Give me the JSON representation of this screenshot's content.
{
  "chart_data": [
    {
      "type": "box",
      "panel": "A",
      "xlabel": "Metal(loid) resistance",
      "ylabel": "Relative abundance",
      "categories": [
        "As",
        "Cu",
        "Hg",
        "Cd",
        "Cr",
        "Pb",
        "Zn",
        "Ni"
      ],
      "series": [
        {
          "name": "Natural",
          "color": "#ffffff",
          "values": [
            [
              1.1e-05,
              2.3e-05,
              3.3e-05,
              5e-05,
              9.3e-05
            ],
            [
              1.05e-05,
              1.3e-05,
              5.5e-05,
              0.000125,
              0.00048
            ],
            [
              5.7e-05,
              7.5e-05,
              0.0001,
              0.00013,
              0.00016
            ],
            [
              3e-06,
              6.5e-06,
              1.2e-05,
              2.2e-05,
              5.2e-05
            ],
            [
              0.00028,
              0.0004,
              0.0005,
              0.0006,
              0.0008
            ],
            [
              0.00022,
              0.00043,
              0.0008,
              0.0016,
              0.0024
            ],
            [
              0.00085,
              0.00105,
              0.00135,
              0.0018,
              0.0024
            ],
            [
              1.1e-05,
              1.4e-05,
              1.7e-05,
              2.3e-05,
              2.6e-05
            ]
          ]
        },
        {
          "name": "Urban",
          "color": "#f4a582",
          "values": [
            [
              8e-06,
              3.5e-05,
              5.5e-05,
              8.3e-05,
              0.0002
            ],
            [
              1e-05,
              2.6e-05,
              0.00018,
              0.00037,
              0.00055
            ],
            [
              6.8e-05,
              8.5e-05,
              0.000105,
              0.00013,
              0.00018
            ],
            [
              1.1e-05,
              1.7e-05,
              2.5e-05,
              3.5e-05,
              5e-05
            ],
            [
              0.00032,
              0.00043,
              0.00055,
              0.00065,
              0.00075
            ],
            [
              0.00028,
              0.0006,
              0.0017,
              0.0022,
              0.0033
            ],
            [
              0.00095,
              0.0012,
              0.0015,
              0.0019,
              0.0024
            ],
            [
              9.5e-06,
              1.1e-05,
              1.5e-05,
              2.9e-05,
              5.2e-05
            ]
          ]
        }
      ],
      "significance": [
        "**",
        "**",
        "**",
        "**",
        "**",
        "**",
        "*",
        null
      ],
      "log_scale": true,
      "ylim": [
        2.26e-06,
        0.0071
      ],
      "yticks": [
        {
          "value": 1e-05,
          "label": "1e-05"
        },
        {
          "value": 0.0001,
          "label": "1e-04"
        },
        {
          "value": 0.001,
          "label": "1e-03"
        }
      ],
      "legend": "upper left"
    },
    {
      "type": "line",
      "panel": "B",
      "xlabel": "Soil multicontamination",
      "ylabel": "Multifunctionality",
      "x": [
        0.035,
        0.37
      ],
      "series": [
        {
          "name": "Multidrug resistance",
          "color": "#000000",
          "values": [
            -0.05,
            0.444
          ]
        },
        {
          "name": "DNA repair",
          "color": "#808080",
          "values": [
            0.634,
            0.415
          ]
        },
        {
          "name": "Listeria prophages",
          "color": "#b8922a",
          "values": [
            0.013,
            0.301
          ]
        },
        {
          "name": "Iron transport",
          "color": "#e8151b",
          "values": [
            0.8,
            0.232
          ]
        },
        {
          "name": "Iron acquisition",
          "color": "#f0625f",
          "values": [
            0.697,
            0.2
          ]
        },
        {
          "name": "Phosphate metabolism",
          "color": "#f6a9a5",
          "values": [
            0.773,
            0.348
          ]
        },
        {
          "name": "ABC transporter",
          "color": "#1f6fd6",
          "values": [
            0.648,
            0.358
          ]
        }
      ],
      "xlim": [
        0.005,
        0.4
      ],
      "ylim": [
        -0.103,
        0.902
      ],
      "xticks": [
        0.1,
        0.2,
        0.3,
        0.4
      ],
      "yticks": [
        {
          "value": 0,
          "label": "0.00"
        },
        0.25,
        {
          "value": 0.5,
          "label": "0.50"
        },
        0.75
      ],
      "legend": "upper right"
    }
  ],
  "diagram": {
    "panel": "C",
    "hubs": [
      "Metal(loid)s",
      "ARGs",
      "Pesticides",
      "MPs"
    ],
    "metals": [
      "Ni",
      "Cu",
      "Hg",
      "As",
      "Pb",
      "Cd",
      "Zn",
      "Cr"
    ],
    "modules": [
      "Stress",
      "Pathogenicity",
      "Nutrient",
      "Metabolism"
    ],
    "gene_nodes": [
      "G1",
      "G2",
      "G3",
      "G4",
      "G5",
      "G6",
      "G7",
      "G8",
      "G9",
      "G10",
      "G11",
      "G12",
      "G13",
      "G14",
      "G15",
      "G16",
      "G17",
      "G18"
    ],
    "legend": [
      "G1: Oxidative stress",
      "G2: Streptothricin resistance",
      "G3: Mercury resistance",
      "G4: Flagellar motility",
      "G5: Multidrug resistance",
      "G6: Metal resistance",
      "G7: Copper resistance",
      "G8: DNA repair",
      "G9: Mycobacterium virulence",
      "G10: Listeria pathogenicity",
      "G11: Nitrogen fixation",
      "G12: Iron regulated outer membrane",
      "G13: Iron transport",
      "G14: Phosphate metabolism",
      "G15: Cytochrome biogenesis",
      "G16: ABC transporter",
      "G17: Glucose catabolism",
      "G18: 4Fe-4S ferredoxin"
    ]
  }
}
----------
> _Work request_
Please write the listing out again, matching each line exactly.

> _Expected answer_
Give me the JSON representation of this screenshot's content.
{
  "chart_data": [
    {
      "type": "box",
      "panel": "A",
      "xlabel": "Metal(loid) resistance",
      "ylabel": "Relative abundance",
      "categories": [
        "As",
        "Cu",
        "Hg",
        "Cd",
        "Cr",
        "Pb",
        "Zn",
        "Ni"
      ],
      "series": [
        {
          "name": "Natural",
          "color": "#ffffff",
          "values": [
            [
              1.1e-05,
              2.3e-05,
              3.3e-05,
              5e-05,
              9.3e-05
            ],
            [
              1.05e-05,
              1.3e-05,
              5.5e-05,
              0.000125,
              0.00048
            ],
            [
              5.7e-05,
              7.5e-05,
              0.0001,
              0.00013,
              0.00016
            ],
            [
              3e-06,
              6.5e-06,
              1.2e-05,
              2.2e-05,
              5.2e-05
            ],
            [
              0.00028,
              0.0004,
              0.0005,
              0.0006,
              0.0008
            ],
            [
              0.00022,
              0.00043,
              0.0008,
              0.0016,
              0.0024
            ],
            [
              0.00085,
              0.00105,
              0.00135,
              0.0018,
              0.0024
            ],
            [
              1.1e-05,
              1.4e-05,
              1.7e-05,
              2.3e-05,
              2.6e-05
            ]
          ]
        },
        {
          "name": "Urban",
          "color": "#f4a582",
          "values": [
            [
              8e-06,
              3.5e-05,
              5.5e-05,
              8.3e-05,
              0.0002
            ],
            [
              1e-05,
              2.6e-05,
              0.00018,
              0.00037,
              0.00055
            ],
            [
              6.8e-05,
              8.5e-05,
              0.000105,
              0.00013,
              0.00018
            ],
            [
              1.1e-05,
              1.7e-05,
              2.5e-05,
              3.5e-05,
              5e-05
            ],
            [
              0.00032,
              0.00043,
              0.00055,
              0.00065,
              0.00075
            ],
            [
              0.00028,
              0.0006,
              0.0017,
              0.0022,
              0.0033
            ],
            [
              0.00095,
              0.0012,
              0.0015,
              0.0019,
              0.0024
            ],
            [
              9.5e-06,
              1.1e-05,
              1.5e-05,
              2.9e-05,
              5.2e-05
            ]
          ]
        }
      ],
      "significance": [
        "**",
        "**",
        "**",
        "**",
        "**",
        "**",
        "*",
        null
      ],
      "log_scale": true,
      "ylim": [
        2.26e-06,
        0.0071
      ],
      "yticks": [
        {
          "value": 1e-05,
          "label": "1e-05"
        },
        {
          "value": 0.0001,
          "label": "1e-04"
        },
        {
          "value": 0.001,
          "label": "1e-03"
        }
      ],
      "legend": "upper left"
    },
    {
      "type": "line",
      "panel": "B",
      "xlabel": "Soil multicontamination",
      "ylabel": "Multifunctionality",
      "x": [
        0.035,
        0.37
      ],
      "series": [
        {
          "name": "Multidrug resistance",
          "color": "#000000",
          "values": [
            -0.05,
            0.444
          ]
        },
        {
          "name": "DNA repair",
          "color": "#808080",
          "values": [
            0.634,
            0.415
          ]
        },
        {
          "name": "Listeria prophages",
          "color": "#b8922a",
          "values": [
            0.013,
            0.301
          ]
        },
        {
          "name": "Iron transport",
          "color": "#e8151b",
          "values": [
            0.8,
            0.232
          ]
        },
        {
          "name": "Iron acquisition",
          "color": "#f0625f",
          "values": [
            0.697,
            0.2
          ]
        },
        {
          "name": "Phosphate metabolism",
          "color": "#f6a9a5",
          "values": [
            0.773,
            0.348
          ]
        },
        {
          "name": "ABC transporter",
          "color": "#1f6fd6",
          "values": [
            0.648,
            0.358
          ]
        }
      ],
      "xlim": [
        0.005,
        0.4
      ],
      "ylim": [
        -0.103,
        0.902
      ],
      "xticks": [
        0.1,
        0.2,
        0.3,
        0.4
      ],
      "yticks": [
        {
          "value": 0,
          "label": "0.00"
        },
        0.25,
        {
          "value": 0.5,
          "label": "0.50"
        },
        0.75
      ],
      "legend": "upper right"
    }
  ],
  "diagram": {
    "panel": "C",
    "hubs": [
      "Metal(loid)s",
      "ARGs",
      "Pesticides",
      "MPs"
    ],
    "metals": [
      "Ni",
      "Cu",
      "Hg",
      "As",
      "Pb",
      "Cd",
      "Zn",
      "Cr"
    ],
    "modules": [
      "Stress",
      "Pathogenicity",
      "Nutrient",
      "Metabolism"
    ],
    "gene_nodes": [
      "G1",
      "G2",
      "G3",
      "G4",
      "G5",
      "G6",
      "G7",
      "G8",
      "G9",
      "G10",
      "G11",
      "G12",
      "G13",
      "G14",
      "G15",
      "G16",
      "G17",
      "G18"
    ],
    "legend": [
      "G1: Oxidative stress",
      "G2: Streptothricin resistance",
      "G3: Mercury resistance",
      "G4: Flagellar motility",
      "G5: Multidrug resistance",
      "G6: Metal resistance",
      "G7: Copper resistance",
      "G8: DNA repair",
      "G9: Mycobacterium virulence",
      "G10: Listeria pathogenicity",
      "G11: Nitrogen fixation",
      "G12: Iron regulated outer membrane",
      "G13: Iron transport",
      "G14: Phosphate metabolism",
      "G15: Cytochrome biogenesis",
      "G16: ABC transporter",
      "G17: Glucose catabolism",
      "G18: 4Fe-4S ferredoxin"
    ]
  }
}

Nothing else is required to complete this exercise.